→ GOAL
Search the listing for the string "investments" and copy every line that contains it.

Records excerpted from a collection:
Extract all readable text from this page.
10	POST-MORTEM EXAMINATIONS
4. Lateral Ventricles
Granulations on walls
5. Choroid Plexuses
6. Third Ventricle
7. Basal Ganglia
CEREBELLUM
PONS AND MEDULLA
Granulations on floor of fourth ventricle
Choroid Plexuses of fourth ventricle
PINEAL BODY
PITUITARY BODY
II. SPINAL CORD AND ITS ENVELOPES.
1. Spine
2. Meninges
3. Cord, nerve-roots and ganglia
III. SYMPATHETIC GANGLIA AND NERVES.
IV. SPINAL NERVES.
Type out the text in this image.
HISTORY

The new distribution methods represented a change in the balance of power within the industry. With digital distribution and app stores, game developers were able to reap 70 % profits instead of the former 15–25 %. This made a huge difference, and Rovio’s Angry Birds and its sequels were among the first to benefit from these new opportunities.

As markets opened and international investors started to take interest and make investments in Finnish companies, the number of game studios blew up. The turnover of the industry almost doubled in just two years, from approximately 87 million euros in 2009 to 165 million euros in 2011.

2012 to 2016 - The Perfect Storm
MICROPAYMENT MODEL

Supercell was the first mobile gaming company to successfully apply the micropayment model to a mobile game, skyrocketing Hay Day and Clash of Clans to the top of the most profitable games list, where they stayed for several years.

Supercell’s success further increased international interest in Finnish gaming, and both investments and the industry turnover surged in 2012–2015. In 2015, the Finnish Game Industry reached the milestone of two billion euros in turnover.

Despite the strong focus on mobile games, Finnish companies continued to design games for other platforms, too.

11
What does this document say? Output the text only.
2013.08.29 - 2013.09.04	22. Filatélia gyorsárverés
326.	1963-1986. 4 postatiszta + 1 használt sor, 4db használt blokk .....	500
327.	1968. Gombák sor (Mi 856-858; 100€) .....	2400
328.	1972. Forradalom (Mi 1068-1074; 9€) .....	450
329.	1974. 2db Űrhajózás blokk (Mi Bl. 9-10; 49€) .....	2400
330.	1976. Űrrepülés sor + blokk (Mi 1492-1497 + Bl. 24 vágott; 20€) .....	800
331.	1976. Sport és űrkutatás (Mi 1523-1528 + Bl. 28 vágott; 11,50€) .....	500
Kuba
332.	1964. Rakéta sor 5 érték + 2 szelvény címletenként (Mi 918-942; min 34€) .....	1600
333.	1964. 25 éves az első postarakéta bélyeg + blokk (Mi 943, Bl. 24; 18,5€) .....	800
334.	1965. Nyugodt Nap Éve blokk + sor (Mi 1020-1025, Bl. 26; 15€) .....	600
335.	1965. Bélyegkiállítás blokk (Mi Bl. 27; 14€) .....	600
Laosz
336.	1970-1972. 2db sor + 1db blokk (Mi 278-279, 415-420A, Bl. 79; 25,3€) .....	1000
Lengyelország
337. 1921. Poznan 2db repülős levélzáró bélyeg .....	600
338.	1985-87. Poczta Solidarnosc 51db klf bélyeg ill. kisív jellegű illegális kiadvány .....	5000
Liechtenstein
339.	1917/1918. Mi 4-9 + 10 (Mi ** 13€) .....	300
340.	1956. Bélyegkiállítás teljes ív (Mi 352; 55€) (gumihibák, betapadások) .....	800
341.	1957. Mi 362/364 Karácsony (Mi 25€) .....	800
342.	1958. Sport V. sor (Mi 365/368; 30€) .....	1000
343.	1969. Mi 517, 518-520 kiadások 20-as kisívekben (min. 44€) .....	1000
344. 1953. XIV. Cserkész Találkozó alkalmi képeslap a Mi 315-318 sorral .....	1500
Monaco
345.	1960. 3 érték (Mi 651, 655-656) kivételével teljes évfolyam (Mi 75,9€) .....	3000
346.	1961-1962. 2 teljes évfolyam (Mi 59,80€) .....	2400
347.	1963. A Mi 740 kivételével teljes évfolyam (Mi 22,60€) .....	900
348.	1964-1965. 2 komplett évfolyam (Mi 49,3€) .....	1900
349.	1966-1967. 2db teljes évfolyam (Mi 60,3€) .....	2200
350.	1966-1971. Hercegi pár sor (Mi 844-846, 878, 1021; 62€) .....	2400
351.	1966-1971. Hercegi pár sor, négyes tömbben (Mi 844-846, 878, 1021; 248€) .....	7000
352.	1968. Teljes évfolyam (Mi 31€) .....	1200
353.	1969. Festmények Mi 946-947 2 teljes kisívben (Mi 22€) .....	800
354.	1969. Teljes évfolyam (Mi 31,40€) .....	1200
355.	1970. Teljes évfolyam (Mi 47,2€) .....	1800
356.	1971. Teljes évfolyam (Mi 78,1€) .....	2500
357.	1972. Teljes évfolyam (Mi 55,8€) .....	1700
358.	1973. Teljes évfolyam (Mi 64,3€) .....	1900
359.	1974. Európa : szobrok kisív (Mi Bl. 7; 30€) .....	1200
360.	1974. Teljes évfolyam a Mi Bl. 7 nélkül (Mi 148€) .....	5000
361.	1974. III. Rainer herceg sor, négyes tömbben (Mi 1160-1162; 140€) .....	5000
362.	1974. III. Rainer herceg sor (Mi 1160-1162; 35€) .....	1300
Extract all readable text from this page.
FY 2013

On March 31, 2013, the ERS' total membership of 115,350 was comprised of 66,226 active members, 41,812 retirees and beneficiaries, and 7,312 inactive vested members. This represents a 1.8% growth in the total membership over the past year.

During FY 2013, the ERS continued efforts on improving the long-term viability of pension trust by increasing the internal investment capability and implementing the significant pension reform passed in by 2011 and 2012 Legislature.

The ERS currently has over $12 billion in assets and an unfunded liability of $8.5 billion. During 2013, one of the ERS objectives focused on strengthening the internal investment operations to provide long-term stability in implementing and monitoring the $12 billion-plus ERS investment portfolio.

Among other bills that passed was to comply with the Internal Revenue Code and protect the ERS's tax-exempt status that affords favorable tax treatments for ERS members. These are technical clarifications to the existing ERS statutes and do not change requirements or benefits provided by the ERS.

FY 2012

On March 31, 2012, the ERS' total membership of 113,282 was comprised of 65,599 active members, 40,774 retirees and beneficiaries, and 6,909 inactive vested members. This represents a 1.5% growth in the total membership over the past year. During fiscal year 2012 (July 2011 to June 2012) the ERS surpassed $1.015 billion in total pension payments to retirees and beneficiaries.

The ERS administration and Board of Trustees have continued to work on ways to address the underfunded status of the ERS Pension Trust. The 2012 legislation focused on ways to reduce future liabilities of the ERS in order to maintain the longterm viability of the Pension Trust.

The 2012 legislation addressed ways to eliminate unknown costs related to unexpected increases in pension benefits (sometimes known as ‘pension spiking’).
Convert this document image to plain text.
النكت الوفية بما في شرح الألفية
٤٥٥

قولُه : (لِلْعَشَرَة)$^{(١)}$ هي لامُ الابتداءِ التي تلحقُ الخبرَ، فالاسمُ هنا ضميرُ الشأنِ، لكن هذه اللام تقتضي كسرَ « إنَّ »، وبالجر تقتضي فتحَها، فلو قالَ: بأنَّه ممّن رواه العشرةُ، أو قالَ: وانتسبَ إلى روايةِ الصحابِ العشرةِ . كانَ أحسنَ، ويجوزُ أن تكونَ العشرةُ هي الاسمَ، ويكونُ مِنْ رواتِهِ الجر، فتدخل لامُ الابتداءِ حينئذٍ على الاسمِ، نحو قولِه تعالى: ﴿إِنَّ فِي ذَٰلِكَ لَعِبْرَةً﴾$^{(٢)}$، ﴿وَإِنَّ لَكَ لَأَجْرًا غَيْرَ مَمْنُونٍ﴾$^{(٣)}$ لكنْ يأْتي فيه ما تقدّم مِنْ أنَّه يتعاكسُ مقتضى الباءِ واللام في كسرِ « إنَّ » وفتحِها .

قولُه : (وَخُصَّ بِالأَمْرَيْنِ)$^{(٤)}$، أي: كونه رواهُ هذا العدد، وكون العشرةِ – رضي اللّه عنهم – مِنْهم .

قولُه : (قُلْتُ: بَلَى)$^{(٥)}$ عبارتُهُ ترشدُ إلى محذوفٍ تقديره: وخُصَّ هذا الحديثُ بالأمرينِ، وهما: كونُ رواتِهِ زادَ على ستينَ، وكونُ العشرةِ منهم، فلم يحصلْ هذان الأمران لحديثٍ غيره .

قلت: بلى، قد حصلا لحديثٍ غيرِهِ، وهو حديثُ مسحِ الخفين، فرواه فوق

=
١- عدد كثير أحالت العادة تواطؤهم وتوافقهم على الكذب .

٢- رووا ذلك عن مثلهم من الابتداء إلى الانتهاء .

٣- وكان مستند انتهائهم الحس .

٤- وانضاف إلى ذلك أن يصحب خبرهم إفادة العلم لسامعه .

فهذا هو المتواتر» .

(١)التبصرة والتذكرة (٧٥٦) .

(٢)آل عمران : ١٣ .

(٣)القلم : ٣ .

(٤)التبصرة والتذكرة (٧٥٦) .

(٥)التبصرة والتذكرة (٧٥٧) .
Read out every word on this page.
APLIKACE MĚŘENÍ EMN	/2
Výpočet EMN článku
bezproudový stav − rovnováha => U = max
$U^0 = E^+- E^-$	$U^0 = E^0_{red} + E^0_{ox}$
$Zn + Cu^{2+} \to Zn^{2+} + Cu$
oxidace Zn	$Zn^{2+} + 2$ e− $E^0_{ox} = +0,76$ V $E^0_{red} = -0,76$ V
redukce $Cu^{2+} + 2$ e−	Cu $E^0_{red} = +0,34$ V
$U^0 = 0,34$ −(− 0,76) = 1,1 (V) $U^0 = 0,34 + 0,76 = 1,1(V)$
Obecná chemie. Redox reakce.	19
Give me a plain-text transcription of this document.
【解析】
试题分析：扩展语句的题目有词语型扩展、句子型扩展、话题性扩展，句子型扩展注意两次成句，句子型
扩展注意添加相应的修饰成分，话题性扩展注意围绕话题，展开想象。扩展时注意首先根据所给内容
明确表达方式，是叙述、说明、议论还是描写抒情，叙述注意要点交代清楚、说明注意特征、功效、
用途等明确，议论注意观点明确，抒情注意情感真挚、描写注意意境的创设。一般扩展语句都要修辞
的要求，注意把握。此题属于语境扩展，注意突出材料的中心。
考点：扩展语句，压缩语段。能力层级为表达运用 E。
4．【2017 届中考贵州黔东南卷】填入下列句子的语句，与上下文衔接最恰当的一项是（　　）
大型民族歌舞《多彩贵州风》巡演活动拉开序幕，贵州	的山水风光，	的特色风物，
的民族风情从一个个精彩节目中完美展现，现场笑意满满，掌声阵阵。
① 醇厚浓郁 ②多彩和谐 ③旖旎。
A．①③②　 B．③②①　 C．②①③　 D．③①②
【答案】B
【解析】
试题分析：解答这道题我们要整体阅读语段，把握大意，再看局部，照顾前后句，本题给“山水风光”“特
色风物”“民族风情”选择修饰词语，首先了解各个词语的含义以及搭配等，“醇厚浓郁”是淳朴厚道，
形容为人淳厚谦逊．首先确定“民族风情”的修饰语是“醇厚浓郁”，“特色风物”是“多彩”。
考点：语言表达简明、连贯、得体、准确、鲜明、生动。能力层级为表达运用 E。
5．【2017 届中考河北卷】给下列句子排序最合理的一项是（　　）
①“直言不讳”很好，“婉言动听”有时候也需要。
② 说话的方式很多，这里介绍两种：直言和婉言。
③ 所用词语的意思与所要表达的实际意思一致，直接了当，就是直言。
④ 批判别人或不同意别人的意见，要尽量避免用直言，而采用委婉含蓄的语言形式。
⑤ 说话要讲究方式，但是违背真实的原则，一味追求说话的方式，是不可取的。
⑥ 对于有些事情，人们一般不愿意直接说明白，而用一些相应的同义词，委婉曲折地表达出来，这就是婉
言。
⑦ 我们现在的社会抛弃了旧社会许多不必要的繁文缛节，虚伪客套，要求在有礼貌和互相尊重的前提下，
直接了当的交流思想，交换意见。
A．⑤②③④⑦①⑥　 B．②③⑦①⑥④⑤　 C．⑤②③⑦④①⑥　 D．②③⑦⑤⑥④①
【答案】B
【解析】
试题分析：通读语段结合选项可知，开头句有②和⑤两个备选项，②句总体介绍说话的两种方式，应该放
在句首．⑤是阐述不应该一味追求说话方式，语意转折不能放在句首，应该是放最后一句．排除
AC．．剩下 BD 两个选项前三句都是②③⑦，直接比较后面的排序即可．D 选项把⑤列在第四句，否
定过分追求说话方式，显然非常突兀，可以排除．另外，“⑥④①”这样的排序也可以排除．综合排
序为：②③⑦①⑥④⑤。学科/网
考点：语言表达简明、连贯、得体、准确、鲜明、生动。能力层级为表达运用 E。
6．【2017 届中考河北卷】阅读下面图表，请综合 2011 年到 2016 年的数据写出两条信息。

→ COMPLETED TASK
As markets opened and international investors started to take interest and make investments in Finnish companies, the number of game studios blew up. The turnover of the industry almost doubled in just two years, from approximately 87 million euros in 2009 to 165 million euros in 2011.
Supercell’s success further increased international interest in Finnish gaming, and both investments and the industry turnover surged in 2012–2015. In 2015, the Finnish Game Industry reached the milestone of two billion euros in turnover.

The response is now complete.